Source records.
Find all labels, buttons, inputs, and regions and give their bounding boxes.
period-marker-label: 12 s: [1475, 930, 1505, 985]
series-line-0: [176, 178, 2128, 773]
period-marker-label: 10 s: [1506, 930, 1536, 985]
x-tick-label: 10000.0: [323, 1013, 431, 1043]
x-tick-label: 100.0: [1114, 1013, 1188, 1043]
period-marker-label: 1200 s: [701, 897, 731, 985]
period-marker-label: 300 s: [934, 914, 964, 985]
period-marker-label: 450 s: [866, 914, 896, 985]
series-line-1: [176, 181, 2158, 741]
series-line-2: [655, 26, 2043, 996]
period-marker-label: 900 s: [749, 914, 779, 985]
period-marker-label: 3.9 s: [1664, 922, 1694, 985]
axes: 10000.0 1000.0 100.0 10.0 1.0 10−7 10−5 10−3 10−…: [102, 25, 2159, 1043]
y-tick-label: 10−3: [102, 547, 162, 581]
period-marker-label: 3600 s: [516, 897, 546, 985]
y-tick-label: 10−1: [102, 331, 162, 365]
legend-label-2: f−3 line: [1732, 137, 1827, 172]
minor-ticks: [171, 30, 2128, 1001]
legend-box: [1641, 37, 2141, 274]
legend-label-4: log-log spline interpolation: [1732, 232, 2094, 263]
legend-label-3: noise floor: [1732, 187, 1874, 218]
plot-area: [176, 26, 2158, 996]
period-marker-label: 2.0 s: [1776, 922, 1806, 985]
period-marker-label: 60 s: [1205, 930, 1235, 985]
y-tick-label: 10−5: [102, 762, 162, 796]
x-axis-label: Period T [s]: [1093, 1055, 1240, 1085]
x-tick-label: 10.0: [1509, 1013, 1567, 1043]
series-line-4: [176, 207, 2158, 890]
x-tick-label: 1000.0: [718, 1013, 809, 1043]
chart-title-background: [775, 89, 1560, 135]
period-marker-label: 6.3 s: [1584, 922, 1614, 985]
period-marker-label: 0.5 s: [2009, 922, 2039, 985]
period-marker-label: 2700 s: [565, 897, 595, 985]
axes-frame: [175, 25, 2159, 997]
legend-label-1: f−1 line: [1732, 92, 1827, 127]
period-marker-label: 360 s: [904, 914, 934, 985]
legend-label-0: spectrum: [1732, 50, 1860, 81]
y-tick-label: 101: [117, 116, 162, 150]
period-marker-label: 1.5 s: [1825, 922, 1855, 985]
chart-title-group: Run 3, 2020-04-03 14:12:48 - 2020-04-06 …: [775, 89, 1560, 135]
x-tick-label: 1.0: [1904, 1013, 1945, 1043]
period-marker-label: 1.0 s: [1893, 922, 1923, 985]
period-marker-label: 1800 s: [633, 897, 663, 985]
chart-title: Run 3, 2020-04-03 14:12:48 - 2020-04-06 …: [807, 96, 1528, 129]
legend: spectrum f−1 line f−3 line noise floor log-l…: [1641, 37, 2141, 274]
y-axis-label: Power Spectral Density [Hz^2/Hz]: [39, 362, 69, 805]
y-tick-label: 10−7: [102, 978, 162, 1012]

What you are asked to do.
Copy the listing word for word, starting with its first line and ending with the line that contains "series-line-1: [176, 181, 2158, 741]", and include both of those lines.

Response to the exercise.
Find all labels, buttons, inputs, and regions and give their bounding boxes.
period-marker-label: 12 s: [1475, 930, 1505, 985]
series-line-0: [176, 178, 2128, 773]
period-marker-label: 10 s: [1506, 930, 1536, 985]
x-tick-label: 10000.0: [323, 1013, 431, 1043]
x-tick-label: 100.0: [1114, 1013, 1188, 1043]
period-marker-label: 1200 s: [701, 897, 731, 985]
period-marker-label: 300 s: [934, 914, 964, 985]
period-marker-label: 450 s: [866, 914, 896, 985]
series-line-1: [176, 181, 2158, 741]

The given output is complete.